** Challenge **
Your task is to give the number of lines in the listing that include "screenshot", and nothing else.
-------- Records supplied
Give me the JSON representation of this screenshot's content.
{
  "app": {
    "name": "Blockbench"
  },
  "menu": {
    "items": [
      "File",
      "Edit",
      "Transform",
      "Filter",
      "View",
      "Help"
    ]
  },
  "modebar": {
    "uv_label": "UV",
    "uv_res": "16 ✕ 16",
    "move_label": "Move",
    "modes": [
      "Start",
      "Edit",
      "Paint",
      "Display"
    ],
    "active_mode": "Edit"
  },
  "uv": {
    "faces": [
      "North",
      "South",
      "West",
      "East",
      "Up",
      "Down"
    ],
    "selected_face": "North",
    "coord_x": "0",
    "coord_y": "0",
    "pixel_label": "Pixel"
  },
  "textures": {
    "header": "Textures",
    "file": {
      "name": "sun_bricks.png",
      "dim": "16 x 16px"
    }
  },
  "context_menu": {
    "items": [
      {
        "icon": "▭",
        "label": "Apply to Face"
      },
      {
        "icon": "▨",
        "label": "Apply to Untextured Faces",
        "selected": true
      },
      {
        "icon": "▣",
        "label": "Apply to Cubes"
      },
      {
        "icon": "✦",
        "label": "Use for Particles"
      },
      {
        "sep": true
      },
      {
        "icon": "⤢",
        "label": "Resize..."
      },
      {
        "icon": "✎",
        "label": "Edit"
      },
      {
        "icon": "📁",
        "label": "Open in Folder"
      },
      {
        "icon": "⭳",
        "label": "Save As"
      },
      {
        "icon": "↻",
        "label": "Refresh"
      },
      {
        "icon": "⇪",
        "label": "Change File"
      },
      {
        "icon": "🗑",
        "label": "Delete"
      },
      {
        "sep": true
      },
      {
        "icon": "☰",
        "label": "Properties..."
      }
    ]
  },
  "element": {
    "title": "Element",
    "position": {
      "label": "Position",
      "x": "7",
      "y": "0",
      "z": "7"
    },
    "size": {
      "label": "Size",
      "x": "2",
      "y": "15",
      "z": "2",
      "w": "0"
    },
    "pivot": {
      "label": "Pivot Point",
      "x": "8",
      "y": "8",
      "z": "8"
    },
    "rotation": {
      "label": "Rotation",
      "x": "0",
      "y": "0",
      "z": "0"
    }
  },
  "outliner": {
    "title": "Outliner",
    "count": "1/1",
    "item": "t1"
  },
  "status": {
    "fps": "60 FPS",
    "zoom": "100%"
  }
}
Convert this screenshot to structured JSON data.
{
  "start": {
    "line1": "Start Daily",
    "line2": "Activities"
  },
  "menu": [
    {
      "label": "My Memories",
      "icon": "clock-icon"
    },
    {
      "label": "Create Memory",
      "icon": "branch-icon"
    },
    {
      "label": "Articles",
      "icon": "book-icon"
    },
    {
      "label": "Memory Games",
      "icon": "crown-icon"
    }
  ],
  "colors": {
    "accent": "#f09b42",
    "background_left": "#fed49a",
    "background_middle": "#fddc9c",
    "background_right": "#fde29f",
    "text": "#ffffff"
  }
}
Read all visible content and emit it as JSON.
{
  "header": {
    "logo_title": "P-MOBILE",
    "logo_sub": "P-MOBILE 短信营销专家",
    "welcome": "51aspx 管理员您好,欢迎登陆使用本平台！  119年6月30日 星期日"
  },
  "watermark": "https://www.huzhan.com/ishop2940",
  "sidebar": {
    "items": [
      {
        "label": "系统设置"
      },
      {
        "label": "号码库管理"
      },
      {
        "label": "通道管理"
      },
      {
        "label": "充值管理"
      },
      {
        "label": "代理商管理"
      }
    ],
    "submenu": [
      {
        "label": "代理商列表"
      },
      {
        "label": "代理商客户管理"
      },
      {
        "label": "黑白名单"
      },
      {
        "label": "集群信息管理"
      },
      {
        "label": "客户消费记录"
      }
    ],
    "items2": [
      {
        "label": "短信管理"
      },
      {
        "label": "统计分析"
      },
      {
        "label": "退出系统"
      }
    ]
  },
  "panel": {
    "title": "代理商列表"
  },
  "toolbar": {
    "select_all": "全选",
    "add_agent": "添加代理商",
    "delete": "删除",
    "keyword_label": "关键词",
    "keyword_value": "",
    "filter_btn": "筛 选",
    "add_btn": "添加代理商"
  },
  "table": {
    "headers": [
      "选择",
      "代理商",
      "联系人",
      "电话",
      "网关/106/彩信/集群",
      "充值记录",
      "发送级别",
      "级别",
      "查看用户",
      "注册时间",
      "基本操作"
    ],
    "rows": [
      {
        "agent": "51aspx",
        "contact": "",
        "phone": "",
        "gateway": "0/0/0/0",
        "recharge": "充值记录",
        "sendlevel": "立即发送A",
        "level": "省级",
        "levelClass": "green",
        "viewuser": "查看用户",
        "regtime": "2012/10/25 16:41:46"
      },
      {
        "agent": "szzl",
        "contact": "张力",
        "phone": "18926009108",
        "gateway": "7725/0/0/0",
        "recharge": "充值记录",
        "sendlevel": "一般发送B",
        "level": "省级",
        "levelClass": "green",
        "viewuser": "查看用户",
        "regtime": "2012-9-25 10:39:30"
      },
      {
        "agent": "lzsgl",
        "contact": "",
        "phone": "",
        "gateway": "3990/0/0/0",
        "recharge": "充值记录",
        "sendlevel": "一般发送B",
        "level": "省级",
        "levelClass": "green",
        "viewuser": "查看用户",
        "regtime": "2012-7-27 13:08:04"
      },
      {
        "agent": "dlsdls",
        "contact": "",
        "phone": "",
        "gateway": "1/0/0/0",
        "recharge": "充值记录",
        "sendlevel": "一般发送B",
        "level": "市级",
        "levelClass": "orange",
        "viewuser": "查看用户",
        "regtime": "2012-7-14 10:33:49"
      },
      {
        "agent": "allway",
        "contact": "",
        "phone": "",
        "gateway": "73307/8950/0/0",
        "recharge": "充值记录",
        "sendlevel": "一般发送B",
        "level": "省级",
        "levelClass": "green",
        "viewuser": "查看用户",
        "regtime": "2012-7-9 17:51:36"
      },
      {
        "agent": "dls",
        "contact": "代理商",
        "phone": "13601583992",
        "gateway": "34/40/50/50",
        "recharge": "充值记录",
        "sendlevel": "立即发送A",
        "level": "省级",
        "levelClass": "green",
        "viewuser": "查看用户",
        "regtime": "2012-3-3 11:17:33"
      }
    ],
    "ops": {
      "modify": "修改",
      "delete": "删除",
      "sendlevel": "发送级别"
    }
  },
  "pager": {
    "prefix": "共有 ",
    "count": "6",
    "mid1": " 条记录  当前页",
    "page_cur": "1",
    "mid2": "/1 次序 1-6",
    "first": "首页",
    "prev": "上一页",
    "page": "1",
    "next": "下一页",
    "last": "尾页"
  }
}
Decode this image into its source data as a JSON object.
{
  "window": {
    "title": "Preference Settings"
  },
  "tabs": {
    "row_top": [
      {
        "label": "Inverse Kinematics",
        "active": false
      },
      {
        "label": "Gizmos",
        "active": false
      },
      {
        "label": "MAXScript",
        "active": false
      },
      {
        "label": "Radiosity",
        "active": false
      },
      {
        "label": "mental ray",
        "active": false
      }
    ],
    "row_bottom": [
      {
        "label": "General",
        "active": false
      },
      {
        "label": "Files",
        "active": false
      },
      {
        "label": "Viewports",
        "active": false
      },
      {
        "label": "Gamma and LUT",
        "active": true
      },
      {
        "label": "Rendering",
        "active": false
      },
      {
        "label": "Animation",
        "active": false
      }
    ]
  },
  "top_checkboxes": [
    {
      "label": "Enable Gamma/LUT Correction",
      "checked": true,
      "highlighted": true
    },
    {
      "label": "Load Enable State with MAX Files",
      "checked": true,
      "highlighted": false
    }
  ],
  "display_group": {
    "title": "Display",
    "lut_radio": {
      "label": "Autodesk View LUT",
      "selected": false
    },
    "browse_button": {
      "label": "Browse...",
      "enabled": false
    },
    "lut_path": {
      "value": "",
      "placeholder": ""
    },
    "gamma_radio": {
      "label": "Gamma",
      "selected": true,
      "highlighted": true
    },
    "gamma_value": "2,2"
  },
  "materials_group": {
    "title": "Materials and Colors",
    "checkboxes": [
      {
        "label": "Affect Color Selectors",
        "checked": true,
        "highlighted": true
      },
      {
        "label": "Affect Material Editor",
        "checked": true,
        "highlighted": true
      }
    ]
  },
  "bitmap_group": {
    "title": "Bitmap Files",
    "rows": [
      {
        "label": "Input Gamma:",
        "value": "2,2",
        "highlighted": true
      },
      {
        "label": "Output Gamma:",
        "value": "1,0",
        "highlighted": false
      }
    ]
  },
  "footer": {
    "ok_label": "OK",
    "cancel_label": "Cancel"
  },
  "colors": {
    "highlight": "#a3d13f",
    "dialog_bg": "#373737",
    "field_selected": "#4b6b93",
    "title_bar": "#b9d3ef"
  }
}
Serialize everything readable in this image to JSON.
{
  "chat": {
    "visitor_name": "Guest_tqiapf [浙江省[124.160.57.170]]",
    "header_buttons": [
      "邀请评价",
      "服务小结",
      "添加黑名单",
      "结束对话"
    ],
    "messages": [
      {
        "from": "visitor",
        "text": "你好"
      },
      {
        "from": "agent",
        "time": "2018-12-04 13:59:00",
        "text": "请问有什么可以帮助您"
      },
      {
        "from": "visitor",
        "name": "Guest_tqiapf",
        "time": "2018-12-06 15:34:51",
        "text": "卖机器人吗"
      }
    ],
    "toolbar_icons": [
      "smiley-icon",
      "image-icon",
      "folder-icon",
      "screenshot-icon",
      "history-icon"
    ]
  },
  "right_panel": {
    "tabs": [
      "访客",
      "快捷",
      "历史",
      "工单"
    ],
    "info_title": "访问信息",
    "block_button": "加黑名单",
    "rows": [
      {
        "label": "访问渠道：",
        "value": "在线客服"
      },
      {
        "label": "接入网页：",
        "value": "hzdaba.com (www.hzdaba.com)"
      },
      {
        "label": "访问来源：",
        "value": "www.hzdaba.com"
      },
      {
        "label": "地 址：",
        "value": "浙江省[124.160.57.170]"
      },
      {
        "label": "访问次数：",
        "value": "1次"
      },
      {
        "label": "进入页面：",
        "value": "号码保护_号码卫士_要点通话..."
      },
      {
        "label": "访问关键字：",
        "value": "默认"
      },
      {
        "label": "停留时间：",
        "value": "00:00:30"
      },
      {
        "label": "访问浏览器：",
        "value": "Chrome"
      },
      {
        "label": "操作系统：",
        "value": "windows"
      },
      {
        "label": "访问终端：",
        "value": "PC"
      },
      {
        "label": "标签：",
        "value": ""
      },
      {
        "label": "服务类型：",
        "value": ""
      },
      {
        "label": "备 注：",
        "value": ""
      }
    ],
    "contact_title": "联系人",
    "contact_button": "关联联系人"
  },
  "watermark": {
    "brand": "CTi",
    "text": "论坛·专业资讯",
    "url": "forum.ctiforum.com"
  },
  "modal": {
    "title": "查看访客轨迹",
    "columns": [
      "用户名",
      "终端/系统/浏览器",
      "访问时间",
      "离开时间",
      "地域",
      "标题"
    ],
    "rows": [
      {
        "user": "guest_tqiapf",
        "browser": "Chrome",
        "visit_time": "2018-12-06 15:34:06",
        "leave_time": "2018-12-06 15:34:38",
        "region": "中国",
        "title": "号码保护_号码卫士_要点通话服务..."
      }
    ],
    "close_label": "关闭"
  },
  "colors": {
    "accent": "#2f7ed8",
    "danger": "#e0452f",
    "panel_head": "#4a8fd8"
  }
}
----------------
** Solution to the problem **
3